### RECORDS FOR PROCESSING
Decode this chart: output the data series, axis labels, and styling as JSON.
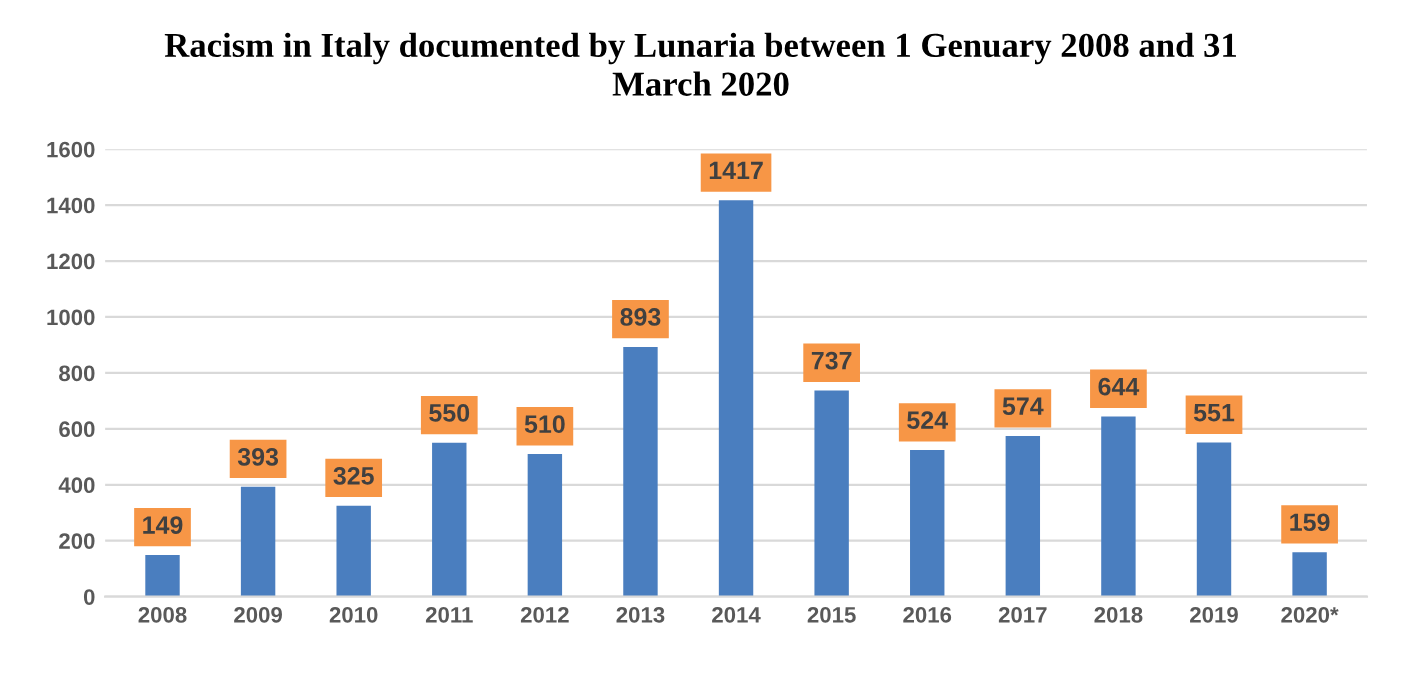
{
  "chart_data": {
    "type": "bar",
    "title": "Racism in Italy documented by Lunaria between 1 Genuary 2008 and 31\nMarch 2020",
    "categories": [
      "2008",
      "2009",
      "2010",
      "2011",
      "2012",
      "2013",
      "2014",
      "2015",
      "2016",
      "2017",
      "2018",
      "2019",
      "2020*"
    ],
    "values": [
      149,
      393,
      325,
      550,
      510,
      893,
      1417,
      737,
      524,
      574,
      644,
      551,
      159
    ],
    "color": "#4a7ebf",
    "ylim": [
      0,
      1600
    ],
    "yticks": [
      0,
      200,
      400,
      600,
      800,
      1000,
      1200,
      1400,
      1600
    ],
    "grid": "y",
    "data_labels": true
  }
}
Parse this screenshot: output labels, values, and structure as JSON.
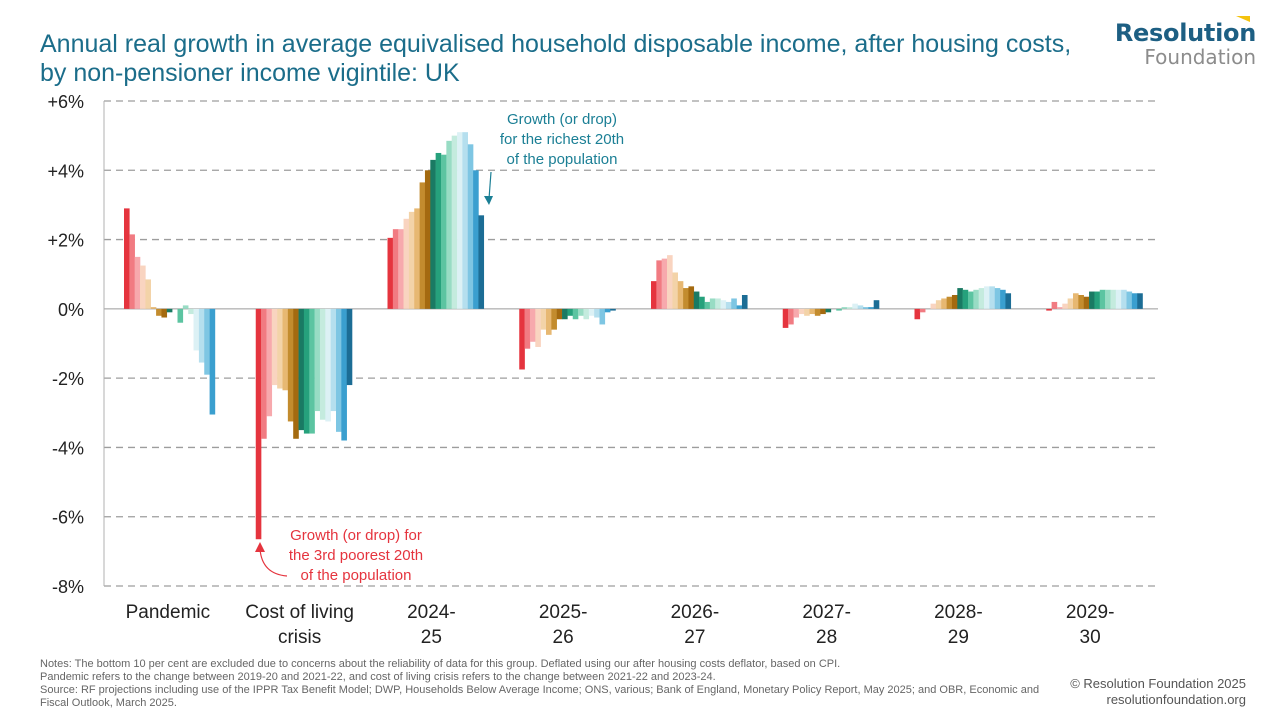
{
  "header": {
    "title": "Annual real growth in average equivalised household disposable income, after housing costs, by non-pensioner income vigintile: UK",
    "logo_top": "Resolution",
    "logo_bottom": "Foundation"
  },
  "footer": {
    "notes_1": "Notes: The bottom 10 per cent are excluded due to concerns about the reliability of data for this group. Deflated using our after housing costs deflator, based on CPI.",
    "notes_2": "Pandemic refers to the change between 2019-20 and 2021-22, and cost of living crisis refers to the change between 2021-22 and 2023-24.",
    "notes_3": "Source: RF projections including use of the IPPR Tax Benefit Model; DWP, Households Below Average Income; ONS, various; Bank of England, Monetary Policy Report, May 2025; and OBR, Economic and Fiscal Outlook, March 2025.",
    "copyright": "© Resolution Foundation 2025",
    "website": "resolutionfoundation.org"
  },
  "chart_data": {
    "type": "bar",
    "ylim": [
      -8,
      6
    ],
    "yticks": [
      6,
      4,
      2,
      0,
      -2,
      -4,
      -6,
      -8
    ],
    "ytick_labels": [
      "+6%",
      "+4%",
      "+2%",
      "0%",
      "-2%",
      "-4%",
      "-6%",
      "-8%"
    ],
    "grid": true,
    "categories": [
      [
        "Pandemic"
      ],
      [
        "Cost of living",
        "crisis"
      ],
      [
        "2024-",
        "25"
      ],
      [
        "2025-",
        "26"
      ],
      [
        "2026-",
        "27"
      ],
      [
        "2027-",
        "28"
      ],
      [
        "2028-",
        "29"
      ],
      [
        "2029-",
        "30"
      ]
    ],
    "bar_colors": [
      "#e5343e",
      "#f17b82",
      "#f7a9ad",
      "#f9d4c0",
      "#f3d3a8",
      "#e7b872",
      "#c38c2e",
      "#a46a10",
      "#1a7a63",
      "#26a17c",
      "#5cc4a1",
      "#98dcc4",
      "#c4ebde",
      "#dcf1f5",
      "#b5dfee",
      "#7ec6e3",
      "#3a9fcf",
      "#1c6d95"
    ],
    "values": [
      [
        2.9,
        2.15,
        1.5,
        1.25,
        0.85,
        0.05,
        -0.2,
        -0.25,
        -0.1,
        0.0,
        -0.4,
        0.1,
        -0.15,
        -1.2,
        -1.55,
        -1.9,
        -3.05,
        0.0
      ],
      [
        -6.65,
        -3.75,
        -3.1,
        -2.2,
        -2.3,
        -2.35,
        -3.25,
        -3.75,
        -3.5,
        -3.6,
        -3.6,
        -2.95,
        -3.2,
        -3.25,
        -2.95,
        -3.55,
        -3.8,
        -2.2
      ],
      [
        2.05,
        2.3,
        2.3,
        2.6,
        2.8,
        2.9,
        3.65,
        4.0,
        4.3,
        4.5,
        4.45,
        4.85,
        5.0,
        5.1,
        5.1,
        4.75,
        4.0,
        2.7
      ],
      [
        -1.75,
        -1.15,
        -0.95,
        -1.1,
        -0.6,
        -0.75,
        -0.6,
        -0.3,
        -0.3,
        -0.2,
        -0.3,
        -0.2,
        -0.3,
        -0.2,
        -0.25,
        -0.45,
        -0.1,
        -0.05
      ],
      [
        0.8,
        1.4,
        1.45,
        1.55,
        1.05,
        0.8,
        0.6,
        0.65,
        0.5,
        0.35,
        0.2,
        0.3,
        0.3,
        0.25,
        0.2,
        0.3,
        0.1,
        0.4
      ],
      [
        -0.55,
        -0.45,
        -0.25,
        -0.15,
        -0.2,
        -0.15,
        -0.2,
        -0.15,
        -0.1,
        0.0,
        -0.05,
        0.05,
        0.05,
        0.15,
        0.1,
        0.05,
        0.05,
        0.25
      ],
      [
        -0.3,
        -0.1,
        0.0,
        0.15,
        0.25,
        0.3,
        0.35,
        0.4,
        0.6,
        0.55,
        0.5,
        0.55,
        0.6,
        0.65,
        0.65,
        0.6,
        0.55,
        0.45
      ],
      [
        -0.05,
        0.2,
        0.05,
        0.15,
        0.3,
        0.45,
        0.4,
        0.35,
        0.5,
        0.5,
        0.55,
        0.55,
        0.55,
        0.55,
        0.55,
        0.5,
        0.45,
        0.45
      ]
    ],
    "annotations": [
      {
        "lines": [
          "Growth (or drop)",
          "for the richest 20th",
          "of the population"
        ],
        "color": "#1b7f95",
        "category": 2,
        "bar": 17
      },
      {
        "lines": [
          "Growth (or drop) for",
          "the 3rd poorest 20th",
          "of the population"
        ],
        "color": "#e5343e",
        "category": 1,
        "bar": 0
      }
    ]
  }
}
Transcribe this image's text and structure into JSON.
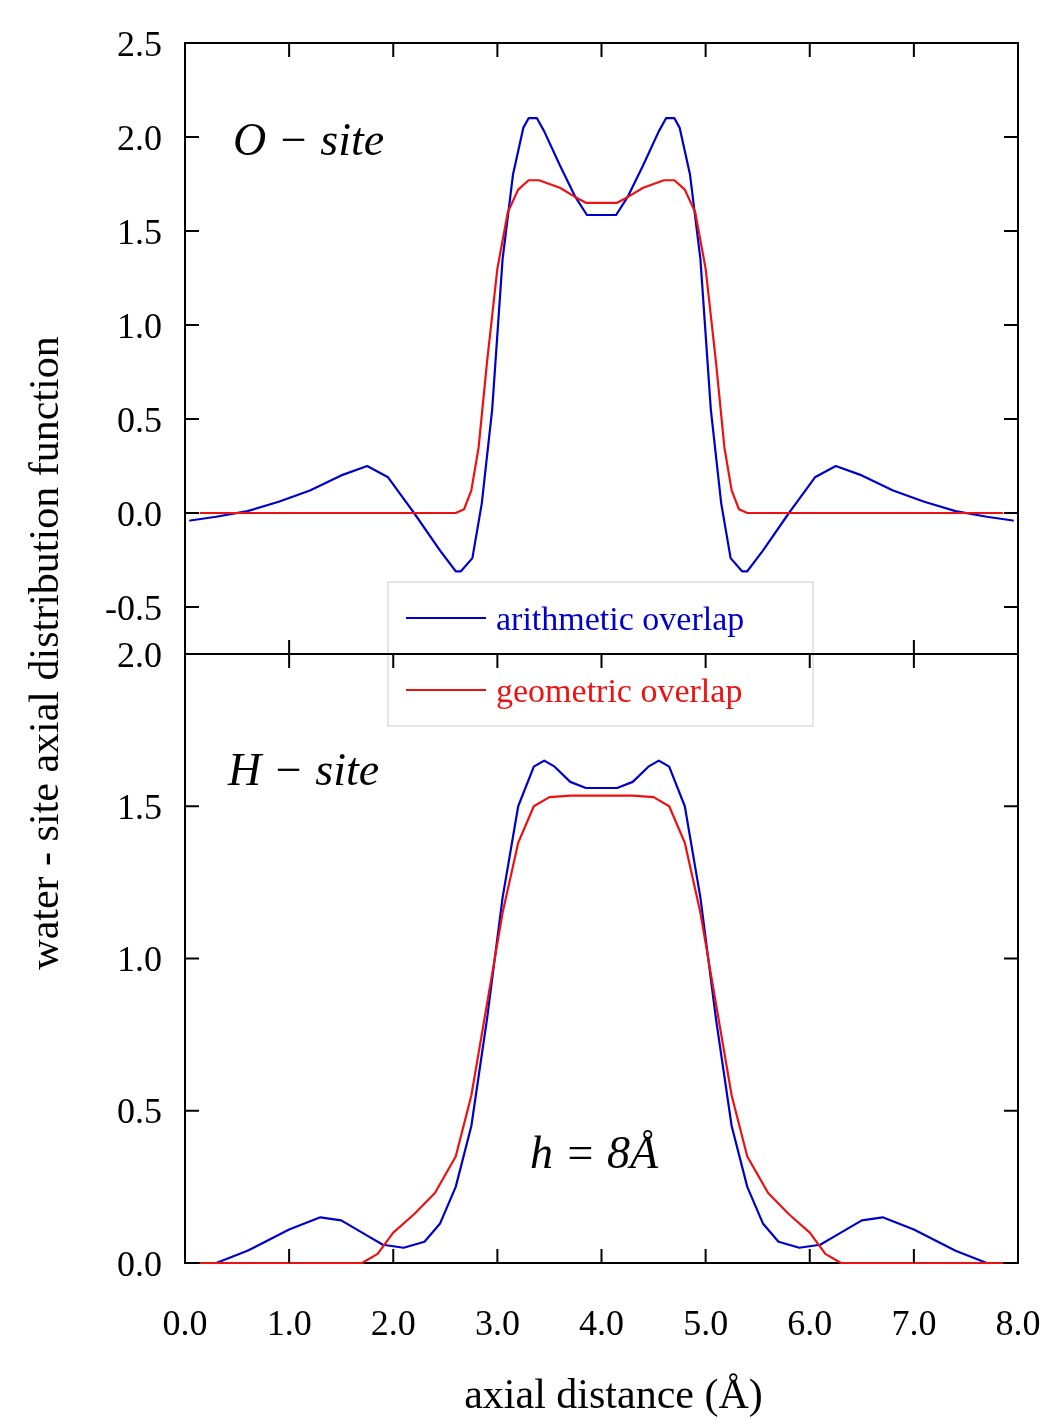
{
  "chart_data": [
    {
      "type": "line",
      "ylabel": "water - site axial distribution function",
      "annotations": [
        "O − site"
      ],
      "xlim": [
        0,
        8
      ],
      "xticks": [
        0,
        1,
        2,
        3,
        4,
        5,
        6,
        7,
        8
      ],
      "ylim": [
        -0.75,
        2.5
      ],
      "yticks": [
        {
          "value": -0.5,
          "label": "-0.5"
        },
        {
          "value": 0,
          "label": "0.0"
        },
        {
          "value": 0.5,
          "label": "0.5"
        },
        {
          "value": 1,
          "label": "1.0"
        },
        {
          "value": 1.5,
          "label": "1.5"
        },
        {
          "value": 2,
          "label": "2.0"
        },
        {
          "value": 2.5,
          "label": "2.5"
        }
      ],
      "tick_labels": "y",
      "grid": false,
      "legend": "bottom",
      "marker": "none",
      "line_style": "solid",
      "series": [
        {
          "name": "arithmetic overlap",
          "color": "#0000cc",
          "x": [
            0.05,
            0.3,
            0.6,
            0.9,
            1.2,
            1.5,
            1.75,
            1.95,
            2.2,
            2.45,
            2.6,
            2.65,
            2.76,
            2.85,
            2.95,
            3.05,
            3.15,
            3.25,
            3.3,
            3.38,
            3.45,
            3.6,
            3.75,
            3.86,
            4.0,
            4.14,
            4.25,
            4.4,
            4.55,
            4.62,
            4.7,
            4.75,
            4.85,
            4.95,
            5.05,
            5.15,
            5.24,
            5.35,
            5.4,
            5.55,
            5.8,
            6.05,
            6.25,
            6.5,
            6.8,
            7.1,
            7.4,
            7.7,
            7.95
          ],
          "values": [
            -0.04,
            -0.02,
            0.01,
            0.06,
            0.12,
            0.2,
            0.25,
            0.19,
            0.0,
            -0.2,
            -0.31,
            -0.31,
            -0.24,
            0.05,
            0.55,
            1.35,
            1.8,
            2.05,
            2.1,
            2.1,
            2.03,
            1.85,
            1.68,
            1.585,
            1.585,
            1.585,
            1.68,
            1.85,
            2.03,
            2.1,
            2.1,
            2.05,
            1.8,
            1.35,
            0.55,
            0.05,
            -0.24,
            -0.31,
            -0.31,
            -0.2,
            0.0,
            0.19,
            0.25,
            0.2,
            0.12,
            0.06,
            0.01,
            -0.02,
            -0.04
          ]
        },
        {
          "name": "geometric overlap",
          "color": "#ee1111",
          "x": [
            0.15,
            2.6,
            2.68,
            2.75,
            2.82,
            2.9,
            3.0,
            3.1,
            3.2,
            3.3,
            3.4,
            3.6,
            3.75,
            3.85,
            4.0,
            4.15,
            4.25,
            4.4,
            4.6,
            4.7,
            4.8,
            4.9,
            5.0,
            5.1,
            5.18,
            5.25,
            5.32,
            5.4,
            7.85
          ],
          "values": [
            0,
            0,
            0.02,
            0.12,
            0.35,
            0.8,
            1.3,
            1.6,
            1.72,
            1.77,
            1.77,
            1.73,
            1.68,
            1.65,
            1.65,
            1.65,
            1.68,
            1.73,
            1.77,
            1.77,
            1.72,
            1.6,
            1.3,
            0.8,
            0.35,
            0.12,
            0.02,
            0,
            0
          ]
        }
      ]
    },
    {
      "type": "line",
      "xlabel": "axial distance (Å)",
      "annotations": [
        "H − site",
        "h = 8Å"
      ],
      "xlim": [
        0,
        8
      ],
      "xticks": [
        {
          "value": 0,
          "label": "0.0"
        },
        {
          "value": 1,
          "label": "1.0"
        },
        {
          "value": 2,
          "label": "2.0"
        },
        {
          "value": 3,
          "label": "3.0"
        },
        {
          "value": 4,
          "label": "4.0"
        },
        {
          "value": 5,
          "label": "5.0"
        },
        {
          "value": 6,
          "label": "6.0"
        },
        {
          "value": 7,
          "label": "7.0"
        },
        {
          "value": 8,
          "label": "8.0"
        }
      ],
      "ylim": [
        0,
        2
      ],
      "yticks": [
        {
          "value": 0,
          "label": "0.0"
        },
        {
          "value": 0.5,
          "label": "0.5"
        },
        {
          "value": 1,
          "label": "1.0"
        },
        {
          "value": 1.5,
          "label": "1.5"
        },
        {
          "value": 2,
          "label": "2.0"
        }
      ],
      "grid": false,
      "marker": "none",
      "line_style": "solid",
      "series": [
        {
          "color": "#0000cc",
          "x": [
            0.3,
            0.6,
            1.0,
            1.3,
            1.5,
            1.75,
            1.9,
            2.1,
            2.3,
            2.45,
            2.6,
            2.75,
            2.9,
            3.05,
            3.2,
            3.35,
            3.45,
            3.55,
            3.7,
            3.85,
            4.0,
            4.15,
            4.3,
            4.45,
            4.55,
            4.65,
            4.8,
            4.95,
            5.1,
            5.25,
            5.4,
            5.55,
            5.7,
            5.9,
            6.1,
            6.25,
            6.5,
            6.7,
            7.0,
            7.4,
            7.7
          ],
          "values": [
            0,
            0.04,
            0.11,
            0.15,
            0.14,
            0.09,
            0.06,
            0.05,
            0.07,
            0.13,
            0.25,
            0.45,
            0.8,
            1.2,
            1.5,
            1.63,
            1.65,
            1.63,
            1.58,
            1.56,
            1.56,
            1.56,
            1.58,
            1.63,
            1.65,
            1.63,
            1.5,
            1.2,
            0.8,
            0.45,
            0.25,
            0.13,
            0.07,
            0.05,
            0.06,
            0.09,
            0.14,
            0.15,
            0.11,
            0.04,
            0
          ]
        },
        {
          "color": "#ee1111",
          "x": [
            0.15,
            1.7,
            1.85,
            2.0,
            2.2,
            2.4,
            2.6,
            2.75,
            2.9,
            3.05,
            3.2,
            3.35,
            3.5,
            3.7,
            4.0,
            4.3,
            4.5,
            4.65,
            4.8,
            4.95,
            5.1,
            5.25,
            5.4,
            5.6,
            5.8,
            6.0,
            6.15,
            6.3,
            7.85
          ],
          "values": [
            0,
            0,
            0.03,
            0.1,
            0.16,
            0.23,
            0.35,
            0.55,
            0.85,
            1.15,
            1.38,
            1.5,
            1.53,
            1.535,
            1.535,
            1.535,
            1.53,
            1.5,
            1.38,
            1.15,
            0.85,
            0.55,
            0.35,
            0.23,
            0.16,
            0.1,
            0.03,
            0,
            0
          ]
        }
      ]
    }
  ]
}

### WORK REQUIRED
Work out how many lines above contain the word "JSON". Give only the number.

### PROBLEM SOLUTION
3